--- start of Material for this exercise ---
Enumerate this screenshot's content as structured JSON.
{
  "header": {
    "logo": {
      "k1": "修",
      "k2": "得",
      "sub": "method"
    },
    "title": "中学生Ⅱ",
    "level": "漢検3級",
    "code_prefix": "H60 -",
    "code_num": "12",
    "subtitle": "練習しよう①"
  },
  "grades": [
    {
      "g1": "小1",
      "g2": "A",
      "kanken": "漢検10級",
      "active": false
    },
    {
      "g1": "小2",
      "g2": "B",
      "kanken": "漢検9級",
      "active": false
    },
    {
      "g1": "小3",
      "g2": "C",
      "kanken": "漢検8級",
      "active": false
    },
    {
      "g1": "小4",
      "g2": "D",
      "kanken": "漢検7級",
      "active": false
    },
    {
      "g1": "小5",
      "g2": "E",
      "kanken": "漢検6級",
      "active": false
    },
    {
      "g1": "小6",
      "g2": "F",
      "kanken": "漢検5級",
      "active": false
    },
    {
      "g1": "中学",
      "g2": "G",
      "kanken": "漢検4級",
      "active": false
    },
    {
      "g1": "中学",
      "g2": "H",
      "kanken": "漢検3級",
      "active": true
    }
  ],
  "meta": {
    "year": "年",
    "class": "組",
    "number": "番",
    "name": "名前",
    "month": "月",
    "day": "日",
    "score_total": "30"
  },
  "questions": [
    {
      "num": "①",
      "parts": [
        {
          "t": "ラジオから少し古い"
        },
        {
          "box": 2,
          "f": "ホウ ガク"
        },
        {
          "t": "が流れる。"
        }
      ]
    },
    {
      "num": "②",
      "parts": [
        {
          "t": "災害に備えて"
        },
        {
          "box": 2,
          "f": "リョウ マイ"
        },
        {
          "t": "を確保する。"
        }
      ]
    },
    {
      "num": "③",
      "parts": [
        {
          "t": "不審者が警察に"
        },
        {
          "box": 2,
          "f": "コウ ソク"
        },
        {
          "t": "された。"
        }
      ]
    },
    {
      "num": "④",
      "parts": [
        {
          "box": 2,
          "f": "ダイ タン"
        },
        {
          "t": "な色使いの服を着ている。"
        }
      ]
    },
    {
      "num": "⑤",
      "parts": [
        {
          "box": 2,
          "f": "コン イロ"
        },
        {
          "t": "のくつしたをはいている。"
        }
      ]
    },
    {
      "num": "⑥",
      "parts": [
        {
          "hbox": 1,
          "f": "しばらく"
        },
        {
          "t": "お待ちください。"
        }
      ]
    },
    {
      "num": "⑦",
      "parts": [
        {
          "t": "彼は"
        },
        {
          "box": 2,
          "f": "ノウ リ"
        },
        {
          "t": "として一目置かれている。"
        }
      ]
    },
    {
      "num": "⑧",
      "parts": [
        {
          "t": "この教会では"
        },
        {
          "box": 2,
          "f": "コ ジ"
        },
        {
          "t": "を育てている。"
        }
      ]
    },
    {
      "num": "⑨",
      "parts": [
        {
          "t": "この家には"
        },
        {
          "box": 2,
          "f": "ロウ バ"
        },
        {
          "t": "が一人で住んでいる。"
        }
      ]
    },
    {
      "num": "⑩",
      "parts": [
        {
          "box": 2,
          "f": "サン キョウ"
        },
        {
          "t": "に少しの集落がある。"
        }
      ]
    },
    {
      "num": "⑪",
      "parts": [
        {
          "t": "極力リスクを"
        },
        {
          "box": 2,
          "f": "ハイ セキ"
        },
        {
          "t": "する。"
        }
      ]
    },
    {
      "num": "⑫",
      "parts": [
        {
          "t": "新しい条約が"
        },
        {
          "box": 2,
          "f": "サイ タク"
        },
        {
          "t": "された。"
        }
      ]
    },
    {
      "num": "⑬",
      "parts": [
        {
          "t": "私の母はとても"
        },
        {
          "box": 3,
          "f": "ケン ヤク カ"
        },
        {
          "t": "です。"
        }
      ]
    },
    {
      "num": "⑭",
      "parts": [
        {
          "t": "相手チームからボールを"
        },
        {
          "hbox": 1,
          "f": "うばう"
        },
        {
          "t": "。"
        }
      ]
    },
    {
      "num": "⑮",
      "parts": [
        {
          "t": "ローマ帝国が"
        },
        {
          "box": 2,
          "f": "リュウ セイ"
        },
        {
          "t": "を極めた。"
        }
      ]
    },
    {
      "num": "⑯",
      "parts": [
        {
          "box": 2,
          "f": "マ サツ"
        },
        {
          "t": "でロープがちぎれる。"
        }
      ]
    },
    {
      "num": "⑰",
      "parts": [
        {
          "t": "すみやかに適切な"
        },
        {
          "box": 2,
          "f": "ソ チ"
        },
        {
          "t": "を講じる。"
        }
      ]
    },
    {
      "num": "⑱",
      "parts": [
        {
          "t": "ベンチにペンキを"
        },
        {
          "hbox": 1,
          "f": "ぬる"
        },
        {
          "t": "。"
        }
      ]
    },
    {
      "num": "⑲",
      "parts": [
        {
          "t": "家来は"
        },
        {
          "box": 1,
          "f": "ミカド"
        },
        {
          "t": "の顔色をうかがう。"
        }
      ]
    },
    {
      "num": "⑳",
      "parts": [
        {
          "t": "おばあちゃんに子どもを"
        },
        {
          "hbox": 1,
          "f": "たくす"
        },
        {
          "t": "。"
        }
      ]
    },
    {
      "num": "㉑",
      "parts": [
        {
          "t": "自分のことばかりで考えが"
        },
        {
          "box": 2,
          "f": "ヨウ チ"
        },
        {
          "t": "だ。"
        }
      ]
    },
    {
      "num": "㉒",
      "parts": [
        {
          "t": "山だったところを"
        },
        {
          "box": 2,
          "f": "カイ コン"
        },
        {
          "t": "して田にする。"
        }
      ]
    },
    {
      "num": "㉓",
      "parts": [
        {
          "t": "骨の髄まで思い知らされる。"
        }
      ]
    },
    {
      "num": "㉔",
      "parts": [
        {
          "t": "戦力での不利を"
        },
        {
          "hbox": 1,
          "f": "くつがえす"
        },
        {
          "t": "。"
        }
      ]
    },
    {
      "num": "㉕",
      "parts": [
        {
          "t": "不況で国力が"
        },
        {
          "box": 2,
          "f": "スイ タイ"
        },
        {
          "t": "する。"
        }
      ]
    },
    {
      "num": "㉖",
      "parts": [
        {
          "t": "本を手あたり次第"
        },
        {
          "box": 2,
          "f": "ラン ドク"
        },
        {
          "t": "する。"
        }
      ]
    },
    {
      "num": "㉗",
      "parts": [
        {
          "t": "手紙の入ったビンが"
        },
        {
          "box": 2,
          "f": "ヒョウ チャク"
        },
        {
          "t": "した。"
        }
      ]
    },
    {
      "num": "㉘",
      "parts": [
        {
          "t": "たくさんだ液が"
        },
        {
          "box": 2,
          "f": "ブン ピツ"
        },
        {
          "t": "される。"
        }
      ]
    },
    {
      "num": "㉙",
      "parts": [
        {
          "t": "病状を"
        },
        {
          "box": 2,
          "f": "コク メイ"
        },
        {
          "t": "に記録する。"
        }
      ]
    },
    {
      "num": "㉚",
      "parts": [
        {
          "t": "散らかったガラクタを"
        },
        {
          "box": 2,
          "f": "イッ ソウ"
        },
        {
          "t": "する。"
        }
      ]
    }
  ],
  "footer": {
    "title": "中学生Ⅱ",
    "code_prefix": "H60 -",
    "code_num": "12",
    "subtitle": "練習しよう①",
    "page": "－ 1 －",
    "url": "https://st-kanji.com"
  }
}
--- end of Material for this exercise ---
Quote the material exactly, leaving nothing out.

Enumerate this screenshot's content as structured JSON.
{
  "header": {
    "logo": {
      "k1": "修",
      "k2": "得",
      "sub": "method"
    },
    "title": "中学生Ⅱ",
    "level": "漢検3級",
    "code_prefix": "H60 -",
    "code_num": "12",
    "subtitle": "練習しよう①"
  },
  "grades": [
    {
      "g1": "小1",
      "g2": "A",
      "kanken": "漢検10級",
      "active": false
    },
    {
      "g1": "小2",
      "g2": "B",
      "kanken": "漢検9級",
      "active": false
    },
    {
      "g1": "小3",
      "g2": "C",
      "kanken": "漢検8級",
      "active": false
    },
    {
      "g1": "小4",
      "g2": "D",
      "kanken": "漢検7級",
      "active": false
    },
    {
      "g1": "小5",
      "g2": "E",
      "kanken": "漢検6級",
      "active": false
    },
    {
      "g1": "小6",
      "g2": "F",
      "kanken": "漢検5級",
      "active": false
    },
    {
      "g1": "中学",
      "g2": "G",
      "kanken": "漢検4級",
      "active": false
    },
    {
      "g1": "中学",
      "g2": "H",
      "kanken": "漢検3級",
      "active": true
    }
  ],
  "meta": {
    "year": "年",
    "class": "組",
    "number": "番",
    "name": "名前",
    "month": "月",
    "day": "日",
    "score_total": "30"
  },
  "questions": [
    {
      "num": "①",
      "parts": [
        {
          "t": "ラジオから少し古い"
        },
        {
          "box": 2,
          "f": "ホウ ガク"
        },
        {
          "t": "が流れる。"
        }
      ]
    },
    {
      "num": "②",
      "parts": [
        {
          "t": "災害に備えて"
        },
        {
          "box": 2,
          "f": "リョウ マイ"
        },
        {
          "t": "を確保する。"
        }
      ]
    },
    {
      "num": "③",
      "parts": [
        {
          "t": "不審者が警察に"
        },
        {
          "box": 2,
          "f": "コウ ソク"
        },
        {
          "t": "された。"
        }
      ]
    },
    {
      "num": "④",
      "parts": [
        {
          "box": 2,
          "f": "ダイ タン"
        },
        {
          "t": "な色使いの服を着ている。"
        }
      ]
    },
    {
      "num": "⑤",
      "parts": [
        {
          "box": 2,
          "f": "コン イロ"
        },
        {
          "t": "のくつしたをはいている。"
        }
      ]
    },
    {
      "num": "⑥",
      "parts": [
        {
          "hbox": 1,
          "f": "しばらく"
        },
        {
          "t": "お待ちください。"
        }
      ]
    },
    {
      "num": "⑦",
      "parts": [
        {
          "t": "彼は"
        },
        {
          "box": 2,
          "f": "ノウ リ"
        },
        {
          "t": "として一目置かれている。"
        }
      ]
    },
    {
      "num": "⑧",
      "parts": [
        {
          "t": "この教会では"
        },
        {
          "box": 2,
          "f": "コ ジ"
        },
        {
          "t": "を育てている。"
        }
      ]
    },
    {
      "num": "⑨",
      "parts": [
        {
          "t": "この家には"
        },
        {
          "box": 2,
          "f": "ロウ バ"
        },
        {
          "t": "が一人で住んでいる。"
        }
      ]
    },
    {
      "num": "⑩",
      "parts": [
        {
          "box": 2,
          "f": "サン キョウ"
        },
        {
          "t": "に少しの集落がある。"
        }
      ]
    },
    {
      "num": "⑪",
      "parts": [
        {
          "t": "極力リスクを"
        },
        {
          "box": 2,
          "f": "ハイ セキ"
        },
        {
          "t": "する。"
        }
      ]
    },
    {
      "num": "⑫",
      "parts": [
        {
          "t": "新しい条約が"
        },
        {
          "box": 2,
          "f": "サイ タク"
        },
        {
          "t": "された。"
        }
      ]
    },
    {
      "num": "⑬",
      "parts": [
        {
          "t": "私の母はとても"
        },
        {
          "box": 3,
          "f": "ケン ヤク カ"
        },
        {
          "t": "です。"
        }
      ]
    },
    {
      "num": "⑭",
      "parts": [
        {
          "t": "相手チームからボールを"
        },
        {
          "hbox": 1,
          "f": "うばう"
        },
        {
          "t": "。"
        }
      ]
    },
    {
      "num": "⑮",
      "parts": [
        {
          "t": "ローマ帝国が"
        },
        {
          "box": 2,
          "f": "リュウ セイ"
        },
        {
          "t": "を極めた。"
        }
      ]
    },
    {
      "num": "⑯",
      "parts": [
        {
          "box": 2,
          "f": "マ サツ"
        },
        {
          "t": "でロープがちぎれる。"
        }
      ]
    },
    {
      "num": "⑰",
      "parts": [
        {
          "t": "すみやかに適切な"
        },
        {
          "box": 2,
          "f": "ソ チ"
        },
        {
          "t": "を講じる。"
        }
      ]
    },
    {
      "num": "⑱",
      "parts": [
        {
          "t": "ベンチにペンキを"
        },
        {
          "hbox": 1,
          "f": "ぬる"
        },
        {
          "t": "。"
        }
      ]
    },
    {
      "num": "⑲",
      "parts": [
        {
          "t": "家来は"
        },
        {
          "box": 1,
          "f": "ミカド"
        },
        {
          "t": "の顔色をうかがう。"
        }
      ]
    },
    {
      "num": "⑳",
      "parts": [
        {
          "t": "おばあちゃんに子どもを"
        },
        {
          "hbox": 1,
          "f": "たくす"
        },
        {
          "t": "。"
        }
      ]
    },
    {
      "num": "㉑",
      "parts": [
        {
          "t": "自分のことばかりで考えが"
        },
        {
          "box": 2,
          "f": "ヨウ チ"
        },
        {
          "t": "だ。"
        }
      ]
    },
    {
      "num": "㉒",
      "parts": [
        {
          "t": "山だったところを"
        },
        {
          "box": 2,
          "f": "カイ コン"
        },
        {
          "t": "して田にする。"
        }
      ]
    },
    {
      "num": "㉓",
      "parts": [
        {
          "t": "骨の髄まで思い知らされる。"
        }
      ]
    },
    {
      "num": "㉔",
      "parts": [
        {
          "t": "戦力での不利を"
        },
        {
          "hbox": 1,
          "f": "くつがえす"
        },
        {
          "t": "。"
        }
      ]
    },
    {
      "num": "㉕",
      "parts": [
        {
          "t": "不況で国力が"
        },
        {
          "box": 2,
          "f": "スイ タイ"
        },
        {
          "t": "する。"
        }
      ]
    },
    {
      "num": "㉖",
      "parts": [
        {
          "t": "本を手あたり次第"
        },
        {
          "box": 2,
          "f": "ラン ドク"
        },
        {
          "t": "する。"
        }
      ]
    },
    {
      "num": "㉗",
      "parts": [
        {
          "t": "手紙の入ったビンが"
        },
        {
          "box": 2,
          "f": "ヒョウ チャク"
        },
        {
          "t": "した。"
        }
      ]
    },
    {
      "num": "㉘",
      "parts": [
        {
          "t": "たくさんだ液が"
        },
        {
          "box": 2,
          "f": "ブン ピツ"
        },
        {
          "t": "される。"
        }
      ]
    },
    {
      "num": "㉙",
      "parts": [
        {
          "t": "病状を"
        },
        {
          "box": 2,
          "f": "コク メイ"
        },
        {
          "t": "に記録する。"
        }
      ]
    },
    {
      "num": "㉚",
      "parts": [
        {
          "t": "散らかったガラクタを"
        },
        {
          "box": 2,
          "f": "イッ ソウ"
        },
        {
          "t": "する。"
        }
      ]
    }
  ],
  "footer": {
    "title": "中学生Ⅱ",
    "code_prefix": "H60 -",
    "code_num": "12",
    "subtitle": "練習しよう①",
    "page": "－ 1 －",
    "url": "https://st-kanji.com"
  }
}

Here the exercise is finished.